## Problem statement
Among the lines below, count those with "this". Give only the number.

══ Records supplied

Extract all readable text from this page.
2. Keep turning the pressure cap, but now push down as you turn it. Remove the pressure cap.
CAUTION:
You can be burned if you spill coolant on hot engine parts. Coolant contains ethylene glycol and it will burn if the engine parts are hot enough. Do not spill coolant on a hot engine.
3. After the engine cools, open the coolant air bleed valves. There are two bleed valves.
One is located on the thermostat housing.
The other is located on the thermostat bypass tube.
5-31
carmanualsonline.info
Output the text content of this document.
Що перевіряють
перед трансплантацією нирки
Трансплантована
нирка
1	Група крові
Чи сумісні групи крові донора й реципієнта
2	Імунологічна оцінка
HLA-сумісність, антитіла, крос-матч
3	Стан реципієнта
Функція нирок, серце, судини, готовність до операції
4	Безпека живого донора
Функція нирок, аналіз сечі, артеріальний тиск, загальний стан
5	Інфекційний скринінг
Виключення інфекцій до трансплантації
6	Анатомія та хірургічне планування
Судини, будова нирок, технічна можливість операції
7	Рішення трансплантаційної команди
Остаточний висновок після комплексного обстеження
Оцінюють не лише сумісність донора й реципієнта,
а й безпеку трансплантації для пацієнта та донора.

════

## Exercise answer
2